━━━━━ Supplied data ━━━━━
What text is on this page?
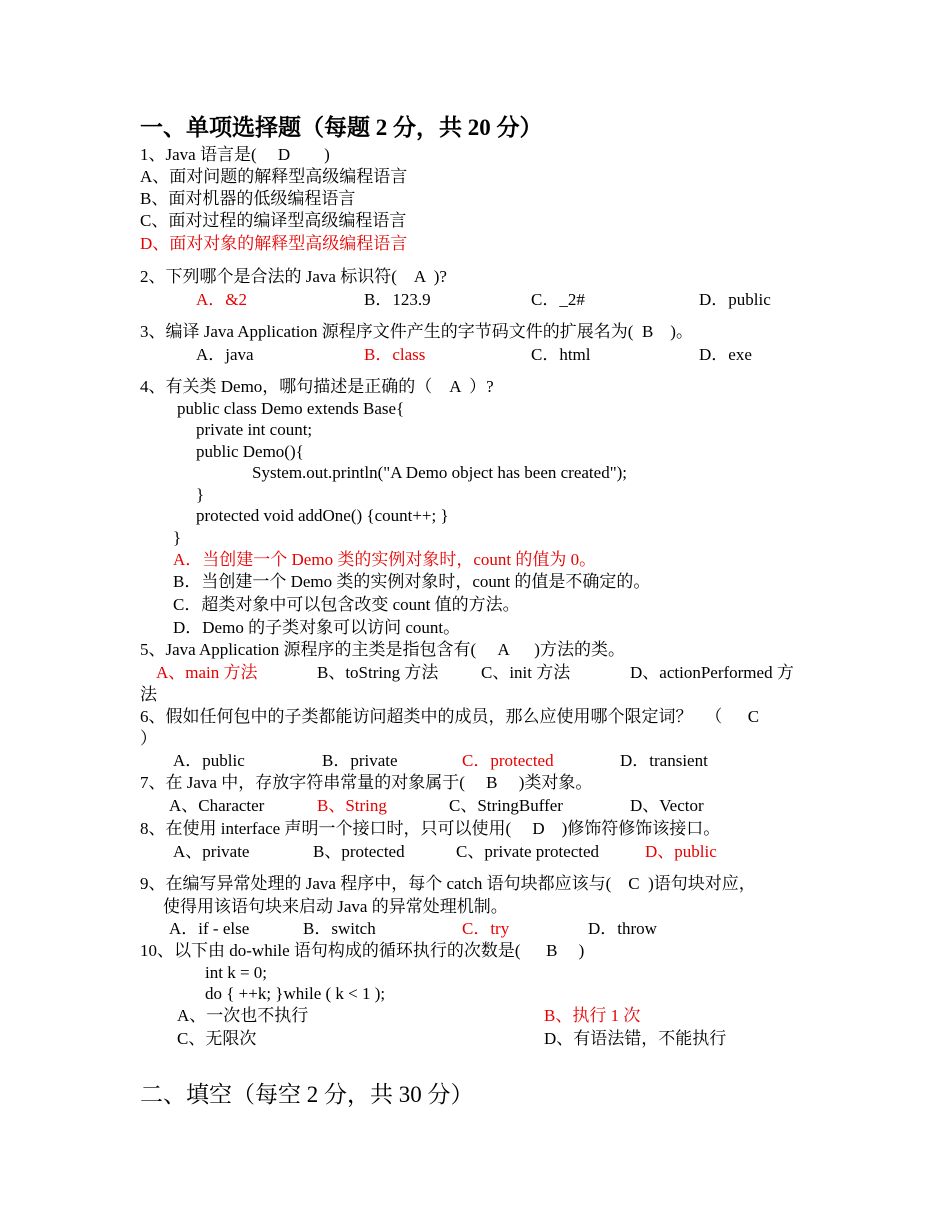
一、单项选择题（每题 2 分，共 20 分）
1、Java 语言是(     D        )
A、面对问题的解释型高级编程语言
B、面对机器的低级编程语言
C、面对过程的编译型高级编程语言
D、面对对象的解释型高级编程语言
2、下列哪个是合法的 Java 标识符(    A  )?
A．&2	B．123.9	C．_2#	D．public
3、编译 Java Application 源程序文件产生的字节码文件的扩展名为(  B    )。
A．java	B．class	C．html	D．exe
4、有关类 Demo，哪句描述是正确的（    A  ）?
public class Demo extends Base{
private int count;
public Demo(){
System.out.println("A Demo object has been created");
}
protected void addOne() {count++; }
}
A．当创建一个 Demo 类的实例对象时，count 的值为 0。
B．当创建一个 Demo 类的实例对象时，count 的值是不确定的。
C．超类对象中可以包含改变 count 值的方法。
D．Demo 的子类对象可以访问 count。
5、Java Application 源程序的主类是指包含有(     A      )方法的类。
A、main 方法	B、toString 方法	C、init 方法	D、actionPerformed 方
法
6、假如任何包中的子类都能访问超类中的成员，那么应使用哪个限定词？   （      C
）
A．public	B．private	C．protected	D．transient
7、在 Java 中，存放字符串常量的对象属于(     B     )类对象。
A、Character	B、String	C、StringBuffer	D、Vector
8、在使用 interface 声明一个接口时，只可以使用(     D    )修饰符修饰该接口。
A、private	B、protected	C、private protected	D、public
9、在编写异常处理的 Java 程序中，每个 catch 语句块都应该与(    C  )语句块对应，
使得用该语句块来启动 Java 的异常处理机制。
A．if - else	B．switch	C．try	D．throw
10、以下由 do-while 语句构成的循环执行的次数是(      B     )
int k = 0;
do { ++k; }while ( k < 1 );
A、一次也不执行	B、执行 1 次
C、无限次	D、有语法错，不能执行
二、填空（每空 2 分，共 30 分）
━━━━━
Your copy should match the entries exactly, minus the pictures.

What text is on this page?
一、单项选择题（每题 2 分，共 20 分）
1、Java 语言是(     D        )
A、面对问题的解释型高级编程语言
B、面对机器的低级编程语言
C、面对过程的编译型高级编程语言
D、面对对象的解释型高级编程语言
2、下列哪个是合法的 Java 标识符(    A  )?
A．&2	B．123.9	C．_2#	D．public
3、编译 Java Application 源程序文件产生的字节码文件的扩展名为(  B    )。
A．java	B．class	C．html	D．exe
4、有关类 Demo，哪句描述是正确的（    A  ）?
public class Demo extends Base{
private int count;
public Demo(){
System.out.println("A Demo object has been created");
}
protected void addOne() {count++; }
}
A．当创建一个 Demo 类的实例对象时，count 的值为 0。
B．当创建一个 Demo 类的实例对象时，count 的值是不确定的。
C．超类对象中可以包含改变 count 值的方法。
D．Demo 的子类对象可以访问 count。
5、Java Application 源程序的主类是指包含有(     A      )方法的类。
A、main 方法	B、toString 方法	C、init 方法	D、actionPerformed 方
法
6、假如任何包中的子类都能访问超类中的成员，那么应使用哪个限定词？   （      C
）
A．public	B．private	C．protected	D．transient
7、在 Java 中，存放字符串常量的对象属于(     B     )类对象。
A、Character	B、String	C、StringBuffer	D、Vector
8、在使用 interface 声明一个接口时，只可以使用(     D    )修饰符修饰该接口。
A、private	B、protected	C、private protected	D、public
9、在编写异常处理的 Java 程序中，每个 catch 语句块都应该与(    C  )语句块对应，
使得用该语句块来启动 Java 的异常处理机制。
A．if - else	B．switch	C．try	D．throw
10、以下由 do-while 语句构成的循环执行的次数是(      B     )
int k = 0;
do { ++k; }while ( k < 1 );
A、一次也不执行	B、执行 1 次
C、无限次	D、有语法错，不能执行
二、填空（每空 2 分，共 30 分）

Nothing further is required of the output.